Look through the records below and give the number of lines holding the string "will", nothing more.

:: Data shown ::

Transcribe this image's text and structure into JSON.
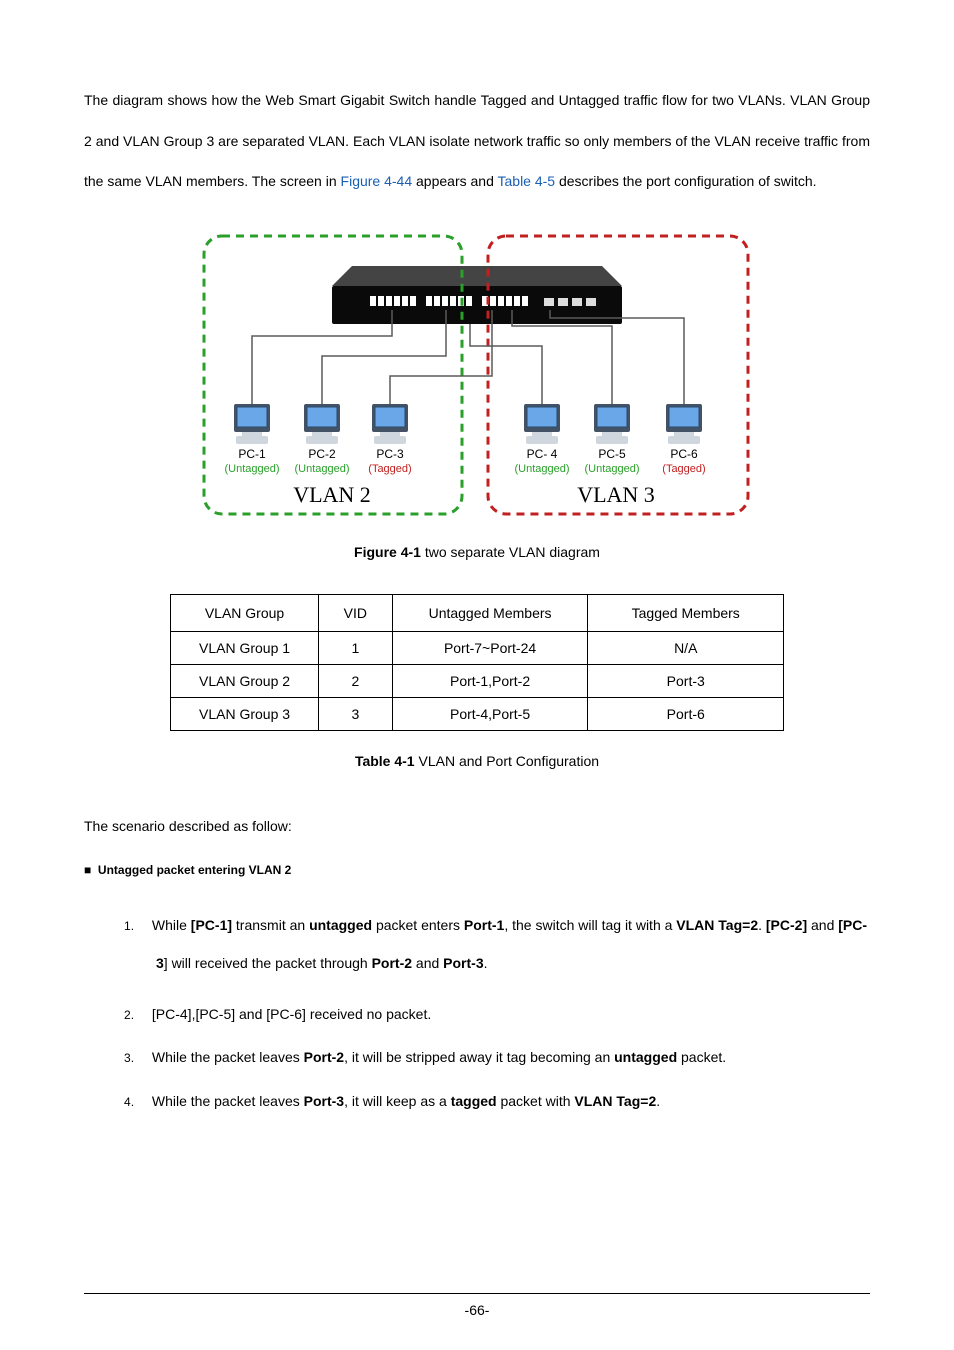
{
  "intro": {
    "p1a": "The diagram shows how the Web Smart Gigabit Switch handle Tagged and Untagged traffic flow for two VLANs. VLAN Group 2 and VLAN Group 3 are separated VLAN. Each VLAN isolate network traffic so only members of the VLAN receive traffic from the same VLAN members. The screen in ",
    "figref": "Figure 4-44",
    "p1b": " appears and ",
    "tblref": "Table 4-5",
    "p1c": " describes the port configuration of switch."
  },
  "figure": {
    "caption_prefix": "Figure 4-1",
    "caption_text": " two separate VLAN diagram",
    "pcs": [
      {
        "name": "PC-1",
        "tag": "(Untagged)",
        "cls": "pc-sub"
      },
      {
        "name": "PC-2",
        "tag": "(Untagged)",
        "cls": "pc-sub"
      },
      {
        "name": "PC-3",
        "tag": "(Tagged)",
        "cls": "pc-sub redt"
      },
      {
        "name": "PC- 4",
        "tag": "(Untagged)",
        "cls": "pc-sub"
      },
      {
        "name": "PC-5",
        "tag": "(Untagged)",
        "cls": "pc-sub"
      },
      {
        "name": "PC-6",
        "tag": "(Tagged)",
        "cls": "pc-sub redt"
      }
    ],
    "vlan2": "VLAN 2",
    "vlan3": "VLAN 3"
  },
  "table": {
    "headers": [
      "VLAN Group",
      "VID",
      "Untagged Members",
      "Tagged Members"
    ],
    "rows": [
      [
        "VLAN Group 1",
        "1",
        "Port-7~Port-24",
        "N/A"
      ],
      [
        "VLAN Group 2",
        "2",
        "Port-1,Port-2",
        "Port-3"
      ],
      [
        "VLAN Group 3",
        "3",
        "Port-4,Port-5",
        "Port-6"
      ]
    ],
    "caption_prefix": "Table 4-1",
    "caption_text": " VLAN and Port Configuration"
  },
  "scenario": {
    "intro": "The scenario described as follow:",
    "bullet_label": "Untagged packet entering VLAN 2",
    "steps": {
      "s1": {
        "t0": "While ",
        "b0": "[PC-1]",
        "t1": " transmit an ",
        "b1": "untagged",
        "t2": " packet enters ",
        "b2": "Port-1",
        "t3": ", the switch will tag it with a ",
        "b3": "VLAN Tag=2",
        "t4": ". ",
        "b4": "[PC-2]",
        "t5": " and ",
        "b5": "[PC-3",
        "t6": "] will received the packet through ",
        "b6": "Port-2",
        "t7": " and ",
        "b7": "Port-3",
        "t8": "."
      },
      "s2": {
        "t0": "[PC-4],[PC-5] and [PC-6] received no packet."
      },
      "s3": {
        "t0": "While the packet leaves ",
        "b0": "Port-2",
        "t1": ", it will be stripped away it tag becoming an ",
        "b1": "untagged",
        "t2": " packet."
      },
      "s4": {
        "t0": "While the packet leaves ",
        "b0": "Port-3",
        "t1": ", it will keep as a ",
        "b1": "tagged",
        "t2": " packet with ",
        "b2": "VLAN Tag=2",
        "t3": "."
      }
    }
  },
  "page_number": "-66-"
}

:::
:: Data shown ::

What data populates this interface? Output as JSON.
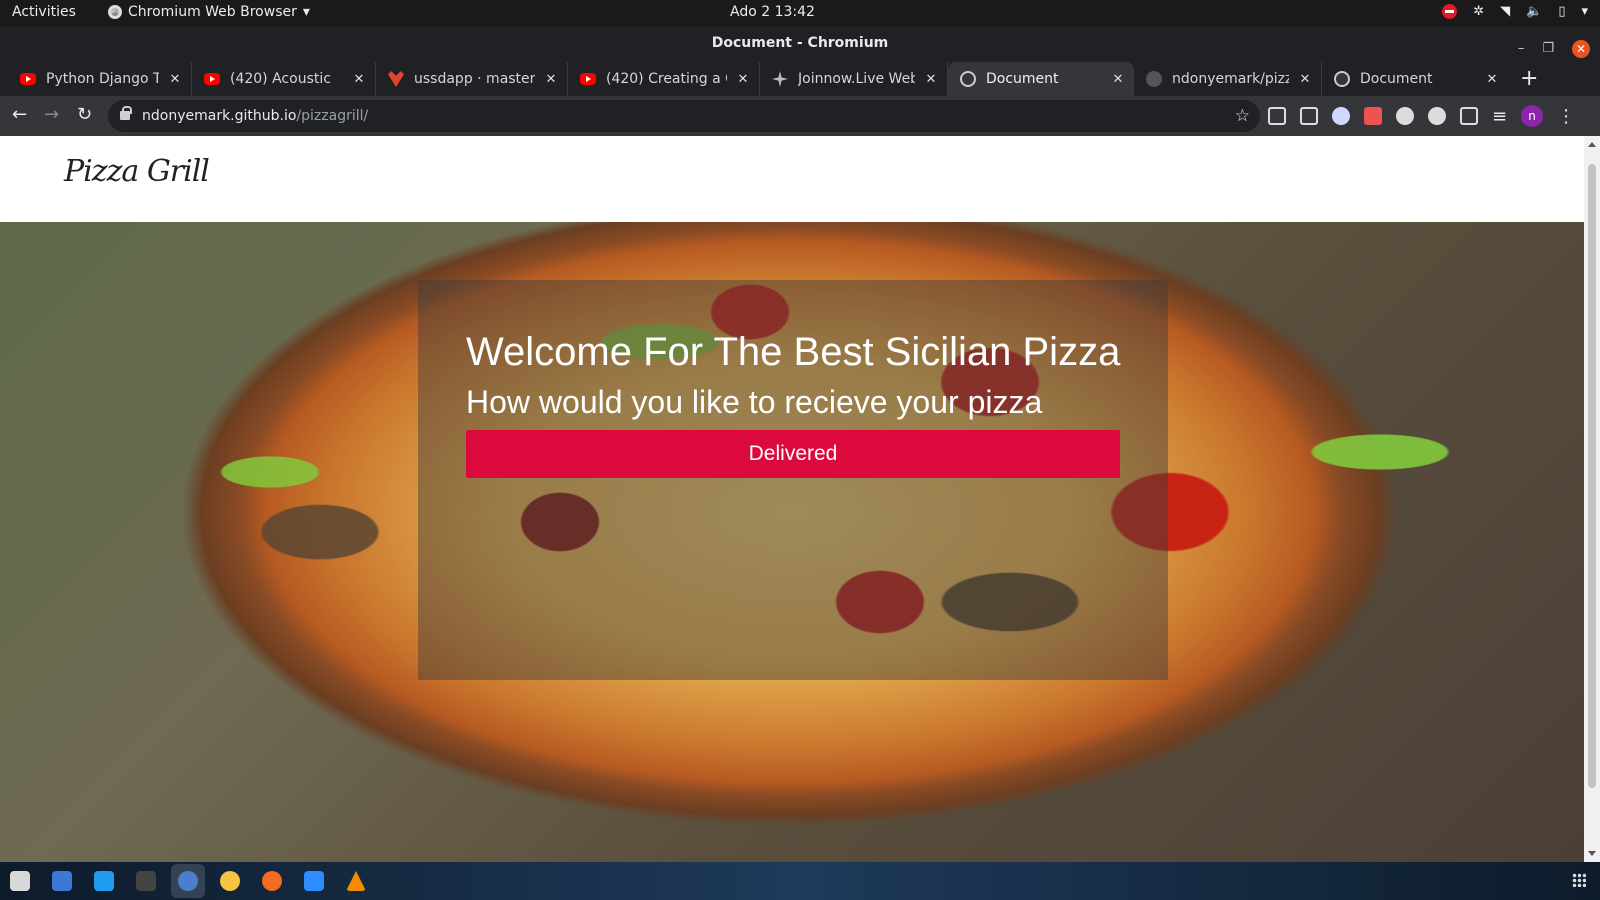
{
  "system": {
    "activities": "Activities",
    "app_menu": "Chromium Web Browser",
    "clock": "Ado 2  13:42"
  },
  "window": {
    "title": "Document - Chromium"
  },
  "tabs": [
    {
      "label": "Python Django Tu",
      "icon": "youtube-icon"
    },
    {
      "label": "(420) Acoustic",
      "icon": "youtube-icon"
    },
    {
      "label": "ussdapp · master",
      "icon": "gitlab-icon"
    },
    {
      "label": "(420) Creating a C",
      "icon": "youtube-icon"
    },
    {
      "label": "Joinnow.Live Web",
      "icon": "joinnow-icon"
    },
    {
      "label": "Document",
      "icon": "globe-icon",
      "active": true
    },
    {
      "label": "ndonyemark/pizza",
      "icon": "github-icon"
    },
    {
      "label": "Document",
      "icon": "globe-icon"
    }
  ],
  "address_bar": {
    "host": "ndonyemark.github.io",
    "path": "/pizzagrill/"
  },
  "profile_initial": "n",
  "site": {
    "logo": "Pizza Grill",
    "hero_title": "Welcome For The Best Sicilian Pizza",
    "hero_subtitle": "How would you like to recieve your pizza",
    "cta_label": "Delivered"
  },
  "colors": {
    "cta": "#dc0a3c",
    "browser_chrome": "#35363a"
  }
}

:::

** Correct output **
4